Record excerpts:
↓

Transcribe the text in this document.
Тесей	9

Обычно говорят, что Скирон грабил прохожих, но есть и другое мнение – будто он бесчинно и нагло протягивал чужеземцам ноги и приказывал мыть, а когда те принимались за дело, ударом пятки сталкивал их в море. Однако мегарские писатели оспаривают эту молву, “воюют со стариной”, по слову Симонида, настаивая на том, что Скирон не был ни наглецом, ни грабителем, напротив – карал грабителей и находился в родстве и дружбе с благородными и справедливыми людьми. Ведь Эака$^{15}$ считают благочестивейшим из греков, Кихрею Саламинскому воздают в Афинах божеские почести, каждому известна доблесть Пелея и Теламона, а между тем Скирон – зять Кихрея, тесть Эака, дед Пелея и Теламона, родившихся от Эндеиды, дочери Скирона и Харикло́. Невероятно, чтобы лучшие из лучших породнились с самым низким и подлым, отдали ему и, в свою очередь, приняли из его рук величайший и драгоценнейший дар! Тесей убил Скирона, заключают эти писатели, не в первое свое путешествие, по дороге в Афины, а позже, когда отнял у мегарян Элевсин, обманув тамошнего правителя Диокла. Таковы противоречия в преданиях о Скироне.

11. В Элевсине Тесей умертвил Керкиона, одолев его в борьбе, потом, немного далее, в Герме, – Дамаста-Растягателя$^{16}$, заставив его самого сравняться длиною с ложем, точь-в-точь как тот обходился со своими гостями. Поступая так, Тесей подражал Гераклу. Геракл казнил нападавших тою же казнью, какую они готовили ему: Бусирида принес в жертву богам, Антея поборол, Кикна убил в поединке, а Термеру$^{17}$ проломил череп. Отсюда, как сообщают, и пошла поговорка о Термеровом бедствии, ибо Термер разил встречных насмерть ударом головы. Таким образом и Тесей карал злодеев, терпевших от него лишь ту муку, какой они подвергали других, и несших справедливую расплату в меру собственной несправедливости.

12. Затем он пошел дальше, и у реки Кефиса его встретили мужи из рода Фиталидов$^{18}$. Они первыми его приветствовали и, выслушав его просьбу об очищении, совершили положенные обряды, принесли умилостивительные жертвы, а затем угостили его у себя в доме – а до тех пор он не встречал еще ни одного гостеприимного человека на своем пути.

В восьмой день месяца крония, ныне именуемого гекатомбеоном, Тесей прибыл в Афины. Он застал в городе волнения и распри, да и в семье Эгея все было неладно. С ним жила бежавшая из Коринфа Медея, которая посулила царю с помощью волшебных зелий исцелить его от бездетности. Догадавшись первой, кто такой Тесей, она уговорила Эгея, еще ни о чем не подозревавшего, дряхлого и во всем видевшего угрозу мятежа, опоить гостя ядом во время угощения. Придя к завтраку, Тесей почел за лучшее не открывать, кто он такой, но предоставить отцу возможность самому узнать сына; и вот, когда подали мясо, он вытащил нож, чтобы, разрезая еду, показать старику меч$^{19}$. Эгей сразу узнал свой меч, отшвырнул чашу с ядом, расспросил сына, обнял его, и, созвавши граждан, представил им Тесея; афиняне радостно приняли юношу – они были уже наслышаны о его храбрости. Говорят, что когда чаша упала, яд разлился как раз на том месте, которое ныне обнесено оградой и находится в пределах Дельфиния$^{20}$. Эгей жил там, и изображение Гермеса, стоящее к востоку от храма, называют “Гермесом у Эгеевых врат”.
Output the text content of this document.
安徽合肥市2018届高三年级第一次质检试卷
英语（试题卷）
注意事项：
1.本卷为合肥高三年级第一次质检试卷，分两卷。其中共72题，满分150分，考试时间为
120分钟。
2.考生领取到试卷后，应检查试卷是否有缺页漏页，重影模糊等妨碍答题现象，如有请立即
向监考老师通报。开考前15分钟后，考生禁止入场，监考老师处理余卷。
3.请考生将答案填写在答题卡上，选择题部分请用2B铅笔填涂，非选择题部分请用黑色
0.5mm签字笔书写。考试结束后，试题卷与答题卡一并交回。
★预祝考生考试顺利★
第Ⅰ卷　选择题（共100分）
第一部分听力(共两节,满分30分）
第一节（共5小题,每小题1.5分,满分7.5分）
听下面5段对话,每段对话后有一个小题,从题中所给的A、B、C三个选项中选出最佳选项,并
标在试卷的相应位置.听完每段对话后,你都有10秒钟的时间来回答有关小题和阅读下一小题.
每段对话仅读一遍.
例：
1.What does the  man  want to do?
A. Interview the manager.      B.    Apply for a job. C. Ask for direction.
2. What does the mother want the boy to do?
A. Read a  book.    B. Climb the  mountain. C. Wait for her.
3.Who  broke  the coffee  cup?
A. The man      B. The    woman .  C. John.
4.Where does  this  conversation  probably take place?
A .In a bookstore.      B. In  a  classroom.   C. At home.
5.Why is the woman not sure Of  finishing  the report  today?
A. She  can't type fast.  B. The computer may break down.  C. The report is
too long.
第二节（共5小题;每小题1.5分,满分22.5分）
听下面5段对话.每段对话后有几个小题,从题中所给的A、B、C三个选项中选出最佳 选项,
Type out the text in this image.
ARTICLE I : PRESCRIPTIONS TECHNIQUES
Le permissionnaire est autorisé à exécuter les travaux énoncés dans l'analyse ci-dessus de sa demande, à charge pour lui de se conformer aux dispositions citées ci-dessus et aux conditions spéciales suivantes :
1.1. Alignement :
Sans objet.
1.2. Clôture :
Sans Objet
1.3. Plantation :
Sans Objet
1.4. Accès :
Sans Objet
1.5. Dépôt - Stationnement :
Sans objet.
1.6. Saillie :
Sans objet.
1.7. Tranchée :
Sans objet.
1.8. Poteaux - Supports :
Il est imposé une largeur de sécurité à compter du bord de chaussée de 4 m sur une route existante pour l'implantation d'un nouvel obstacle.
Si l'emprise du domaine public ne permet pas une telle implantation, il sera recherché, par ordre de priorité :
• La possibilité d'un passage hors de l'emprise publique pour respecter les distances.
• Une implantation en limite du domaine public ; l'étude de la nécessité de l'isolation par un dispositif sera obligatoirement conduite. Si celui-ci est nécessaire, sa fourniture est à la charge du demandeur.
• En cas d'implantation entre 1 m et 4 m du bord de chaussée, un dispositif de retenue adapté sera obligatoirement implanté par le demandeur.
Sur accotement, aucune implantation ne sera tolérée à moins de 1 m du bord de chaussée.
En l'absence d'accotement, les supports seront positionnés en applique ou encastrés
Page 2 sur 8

↑

Problem to work on: Give the listing above again, word for word.

Response to this task:
Transcribe the text in this document.
Тесей	9

Обычно говорят, что Скирон грабил прохожих, но есть и другое мнение – будто он бесчинно и нагло протягивал чужеземцам ноги и приказывал мыть, а когда те принимались за дело, ударом пятки сталкивал их в море. Однако мегарские писатели оспаривают эту молву, “воюют со стариной”, по слову Симонида, настаивая на том, что Скирон не был ни наглецом, ни грабителем, напротив – карал грабителей и находился в родстве и дружбе с благородными и справедливыми людьми. Ведь Эака$^{15}$ считают благочестивейшим из греков, Кихрею Саламинскому воздают в Афинах божеские почести, каждому известна доблесть Пелея и Теламона, а между тем Скирон – зять Кихрея, тесть Эака, дед Пелея и Теламона, родившихся от Эндеиды, дочери Скирона и Харикло́. Невероятно, чтобы лучшие из лучших породнились с самым низким и подлым, отдали ему и, в свою очередь, приняли из его рук величайший и драгоценнейший дар! Тесей убил Скирона, заключают эти писатели, не в первое свое путешествие, по дороге в Афины, а позже, когда отнял у мегарян Элевсин, обманув тамошнего правителя Диокла. Таковы противоречия в преданиях о Скироне.

11. В Элевсине Тесей умертвил Керкиона, одолев его в борьбе, потом, немного далее, в Герме, – Дамаста-Растягателя$^{16}$, заставив его самого сравняться длиною с ложем, точь-в-точь как тот обходился со своими гостями. Поступая так, Тесей подражал Гераклу. Геракл казнил нападавших тою же казнью, какую они готовили ему: Бусирида принес в жертву богам, Антея поборол, Кикна убил в поединке, а Термеру$^{17}$ проломил череп. Отсюда, как сообщают, и пошла поговорка о Термеровом бедствии, ибо Термер разил встречных насмерть ударом головы. Таким образом и Тесей карал злодеев, терпевших от него лишь ту муку, какой они подвергали других, и несших справедливую расплату в меру собственной несправедливости.

12. Затем он пошел дальше, и у реки Кефиса его встретили мужи из рода Фиталидов$^{18}$. Они первыми его приветствовали и, выслушав его просьбу об очищении, совершили положенные обряды, принесли умилостивительные жертвы, а затем угостили его у себя в доме – а до тех пор он не встречал еще ни одного гостеприимного человека на своем пути.

В восьмой день месяца крония, ныне именуемого гекатомбеоном, Тесей прибыл в Афины. Он застал в городе волнения и распри, да и в семье Эгея все было неладно. С ним жила бежавшая из Коринфа Медея, которая посулила царю с помощью волшебных зелий исцелить его от бездетности. Догадавшись первой, кто такой Тесей, она уговорила Эгея, еще ни о чем не подозревавшего, дряхлого и во всем видевшего угрозу мятежа, опоить гостя ядом во время угощения. Придя к завтраку, Тесей почел за лучшее не открывать, кто он такой, но предоставить отцу возможность самому узнать сына; и вот, когда подали мясо, он вытащил нож, чтобы, разрезая еду, показать старику меч$^{19}$. Эгей сразу узнал свой меч, отшвырнул чашу с ядом, расспросил сына, обнял его, и, созвавши граждан, представил им Тесея; афиняне радостно приняли юношу – они были уже наслышаны о его храбрости. Говорят, что когда чаша упала, яд разлился как раз на том месте, которое ныне обнесено оградой и находится в пределах Дельфиния$^{20}$. Эгей жил там, и изображение Гермеса, стоящее к востоку от храма, называют “Гермесом у Эгеевых врат”.
Output the text content of this document.
安徽合肥市2018届高三年级第一次质检试卷
英语（试题卷）
注意事项：
1.本卷为合肥高三年级第一次质检试卷，分两卷。其中共72题，满分150分，考试时间为
120分钟。
2.考生领取到试卷后，应检查试卷是否有缺页漏页，重影模糊等妨碍答题现象，如有请立即
向监考老师通报。开考前15分钟后，考生禁止入场，监考老师处理余卷。
3.请考生将答案填写在答题卡上，选择题部分请用2B铅笔填涂，非选择题部分请用黑色
0.5mm签字笔书写。考试结束后，试题卷与答题卡一并交回。
★预祝考生考试顺利★
第Ⅰ卷　选择题（共100分）
第一部分听力(共两节,满分30分）
第一节（共5小题,每小题1.5分,满分7.5分）
听下面5段对话,每段对话后有一个小题,从题中所给的A、B、C三个选项中选出最佳选项,并
标在试卷的相应位置.听完每段对话后,你都有10秒钟的时间来回答有关小题和阅读下一小题.
每段对话仅读一遍.
例：
1.What does the  man  want to do?
A. Interview the manager.      B.    Apply for a job. C. Ask for direction.
2. What does the mother want the boy to do?
A. Read a  book.    B. Climb the  mountain. C. Wait for her.
3.Who  broke  the coffee  cup?
A. The man      B. The    woman .  C. John.
4.Where does  this  conversation  probably take place?
A .In a bookstore.      B. In  a  classroom.   C. At home.
5.Why is the woman not sure Of  finishing  the report  today?
A. She  can't type fast.  B. The computer may break down.  C. The report is
too long.
第二节（共5小题;每小题1.5分,满分22.5分）
听下面5段对话.每段对话后有几个小题,从题中所给的A、B、C三个选项中选出最佳 选项,
Type out the text in this image.
ARTICLE I : PRESCRIPTIONS TECHNIQUES
Le permissionnaire est autorisé à exécuter les travaux énoncés dans l'analyse ci-dessus de sa demande, à charge pour lui de se conformer aux dispositions citées ci-dessus et aux conditions spéciales suivantes :
1.1. Alignement :
Sans objet.
1.2. Clôture :
Sans Objet
1.3. Plantation :
Sans Objet
1.4. Accès :
Sans Objet
1.5. Dépôt - Stationnement :
Sans objet.
1.6. Saillie :
Sans objet.
1.7. Tranchée :
Sans objet.
1.8. Poteaux - Supports :
Il est imposé une largeur de sécurité à compter du bord de chaussée de 4 m sur une route existante pour l'implantation d'un nouvel obstacle.
Si l'emprise du domaine public ne permet pas une telle implantation, il sera recherché, par ordre de priorité :
• La possibilité d'un passage hors de l'emprise publique pour respecter les distances.
• Une implantation en limite du domaine public ; l'étude de la nécessité de l'isolation par un dispositif sera obligatoirement conduite. Si celui-ci est nécessaire, sa fourniture est à la charge du demandeur.
• En cas d'implantation entre 1 m et 4 m du bord de chaussée, un dispositif de retenue adapté sera obligatoirement implanté par le demandeur.
Sur accotement, aucune implantation ne sera tolérée à moins de 1 m du bord de chaussée.
En l'absence d'accotement, les supports seront positionnés en applique ou encastrés
Page 2 sur 8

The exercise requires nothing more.